* **Exercise task**:
Locate each line in the records containing "株式会社スマート". Copy it.

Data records
═══

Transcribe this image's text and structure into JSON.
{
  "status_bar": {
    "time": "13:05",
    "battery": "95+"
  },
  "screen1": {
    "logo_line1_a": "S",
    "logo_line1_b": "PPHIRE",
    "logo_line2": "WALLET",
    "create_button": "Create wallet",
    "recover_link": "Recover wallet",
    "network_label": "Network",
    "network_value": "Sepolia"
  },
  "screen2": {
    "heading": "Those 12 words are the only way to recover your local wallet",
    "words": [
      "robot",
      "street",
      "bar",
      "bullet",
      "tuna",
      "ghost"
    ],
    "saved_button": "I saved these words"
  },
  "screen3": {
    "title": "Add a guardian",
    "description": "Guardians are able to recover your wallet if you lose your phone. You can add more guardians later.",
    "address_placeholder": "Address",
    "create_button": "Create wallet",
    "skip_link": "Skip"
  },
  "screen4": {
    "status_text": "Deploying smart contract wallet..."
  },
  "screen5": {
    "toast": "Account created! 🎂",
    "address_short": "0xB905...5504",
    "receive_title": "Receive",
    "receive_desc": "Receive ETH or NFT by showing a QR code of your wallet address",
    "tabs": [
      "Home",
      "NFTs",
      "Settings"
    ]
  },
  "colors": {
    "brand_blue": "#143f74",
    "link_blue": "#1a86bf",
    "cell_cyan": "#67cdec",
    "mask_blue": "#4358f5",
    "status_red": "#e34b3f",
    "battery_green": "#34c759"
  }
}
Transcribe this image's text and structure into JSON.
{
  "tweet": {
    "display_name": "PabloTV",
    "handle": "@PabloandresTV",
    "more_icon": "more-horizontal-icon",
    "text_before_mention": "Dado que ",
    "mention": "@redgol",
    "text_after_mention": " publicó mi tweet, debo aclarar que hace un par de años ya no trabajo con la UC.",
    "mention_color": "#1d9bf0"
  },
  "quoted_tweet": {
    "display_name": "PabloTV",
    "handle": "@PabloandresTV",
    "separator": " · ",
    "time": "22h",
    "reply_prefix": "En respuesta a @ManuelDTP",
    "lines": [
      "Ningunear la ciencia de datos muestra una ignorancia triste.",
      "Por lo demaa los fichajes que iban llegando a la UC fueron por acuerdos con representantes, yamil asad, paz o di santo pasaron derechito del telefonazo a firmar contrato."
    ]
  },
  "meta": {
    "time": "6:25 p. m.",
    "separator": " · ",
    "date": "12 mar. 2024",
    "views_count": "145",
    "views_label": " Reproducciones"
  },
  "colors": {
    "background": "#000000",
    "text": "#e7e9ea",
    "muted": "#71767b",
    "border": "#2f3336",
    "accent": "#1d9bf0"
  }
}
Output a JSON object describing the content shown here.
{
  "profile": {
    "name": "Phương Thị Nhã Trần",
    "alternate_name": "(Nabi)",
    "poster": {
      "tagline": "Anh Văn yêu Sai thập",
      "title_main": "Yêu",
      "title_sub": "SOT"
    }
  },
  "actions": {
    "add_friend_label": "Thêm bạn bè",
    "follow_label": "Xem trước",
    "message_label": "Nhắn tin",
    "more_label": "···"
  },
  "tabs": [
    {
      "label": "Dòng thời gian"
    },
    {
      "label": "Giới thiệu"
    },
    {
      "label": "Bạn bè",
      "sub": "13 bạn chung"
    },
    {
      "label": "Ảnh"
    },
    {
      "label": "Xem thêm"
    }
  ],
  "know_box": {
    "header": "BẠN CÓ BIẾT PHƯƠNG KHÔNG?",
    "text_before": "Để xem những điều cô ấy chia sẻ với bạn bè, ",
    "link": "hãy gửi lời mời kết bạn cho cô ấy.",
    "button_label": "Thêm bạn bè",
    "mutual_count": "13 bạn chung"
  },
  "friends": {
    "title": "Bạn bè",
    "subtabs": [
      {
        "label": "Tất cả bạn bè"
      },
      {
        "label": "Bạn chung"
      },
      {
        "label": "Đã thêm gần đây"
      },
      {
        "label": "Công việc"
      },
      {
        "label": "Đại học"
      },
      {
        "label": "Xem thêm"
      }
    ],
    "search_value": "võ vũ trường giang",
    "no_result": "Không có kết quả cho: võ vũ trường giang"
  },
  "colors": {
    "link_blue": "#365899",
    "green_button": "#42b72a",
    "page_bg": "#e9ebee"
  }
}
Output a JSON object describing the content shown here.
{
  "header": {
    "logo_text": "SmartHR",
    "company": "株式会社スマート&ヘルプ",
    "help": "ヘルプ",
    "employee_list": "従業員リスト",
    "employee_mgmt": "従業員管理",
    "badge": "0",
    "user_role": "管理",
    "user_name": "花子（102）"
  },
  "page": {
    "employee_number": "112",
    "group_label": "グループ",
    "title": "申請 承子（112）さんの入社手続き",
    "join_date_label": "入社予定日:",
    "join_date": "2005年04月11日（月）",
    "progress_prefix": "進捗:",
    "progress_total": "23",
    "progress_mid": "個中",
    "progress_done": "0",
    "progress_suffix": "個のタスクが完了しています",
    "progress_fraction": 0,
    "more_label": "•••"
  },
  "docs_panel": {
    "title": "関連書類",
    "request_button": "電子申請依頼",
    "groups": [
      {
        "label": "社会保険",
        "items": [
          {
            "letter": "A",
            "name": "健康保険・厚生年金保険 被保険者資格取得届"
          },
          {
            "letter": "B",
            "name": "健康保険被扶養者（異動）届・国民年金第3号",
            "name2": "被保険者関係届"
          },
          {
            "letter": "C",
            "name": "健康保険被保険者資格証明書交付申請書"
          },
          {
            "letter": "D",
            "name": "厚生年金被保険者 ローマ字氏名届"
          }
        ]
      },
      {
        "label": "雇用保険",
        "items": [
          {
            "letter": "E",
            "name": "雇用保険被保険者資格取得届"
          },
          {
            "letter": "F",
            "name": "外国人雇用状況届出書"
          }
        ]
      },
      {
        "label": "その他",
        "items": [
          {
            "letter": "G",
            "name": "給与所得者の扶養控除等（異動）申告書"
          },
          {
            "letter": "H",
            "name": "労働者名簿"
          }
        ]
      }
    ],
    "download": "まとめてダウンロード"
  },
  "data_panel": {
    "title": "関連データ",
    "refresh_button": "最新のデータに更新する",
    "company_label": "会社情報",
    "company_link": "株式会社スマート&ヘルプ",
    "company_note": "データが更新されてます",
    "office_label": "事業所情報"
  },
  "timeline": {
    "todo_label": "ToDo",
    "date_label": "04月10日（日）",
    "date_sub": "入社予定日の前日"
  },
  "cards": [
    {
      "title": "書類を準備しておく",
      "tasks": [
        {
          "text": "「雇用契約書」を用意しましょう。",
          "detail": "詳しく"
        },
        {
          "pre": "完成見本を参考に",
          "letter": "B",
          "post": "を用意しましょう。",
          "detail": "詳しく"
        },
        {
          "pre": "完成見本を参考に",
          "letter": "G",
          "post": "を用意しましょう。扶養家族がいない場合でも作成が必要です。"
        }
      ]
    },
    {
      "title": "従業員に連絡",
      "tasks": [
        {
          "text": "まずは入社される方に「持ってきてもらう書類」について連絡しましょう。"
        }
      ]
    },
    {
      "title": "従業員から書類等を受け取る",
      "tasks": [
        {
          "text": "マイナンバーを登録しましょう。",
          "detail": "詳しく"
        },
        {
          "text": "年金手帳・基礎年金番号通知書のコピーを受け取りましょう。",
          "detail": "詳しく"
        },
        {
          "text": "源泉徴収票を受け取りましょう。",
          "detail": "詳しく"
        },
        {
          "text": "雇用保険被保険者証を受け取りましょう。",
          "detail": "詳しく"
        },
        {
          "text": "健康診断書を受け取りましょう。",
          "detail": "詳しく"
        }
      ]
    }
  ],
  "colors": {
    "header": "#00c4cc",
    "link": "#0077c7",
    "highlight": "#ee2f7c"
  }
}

═══

* **Answer to the problem**:
    "company": "株式会社スマート&ヘルプ",
    "company_link": "株式会社スマート&ヘルプ",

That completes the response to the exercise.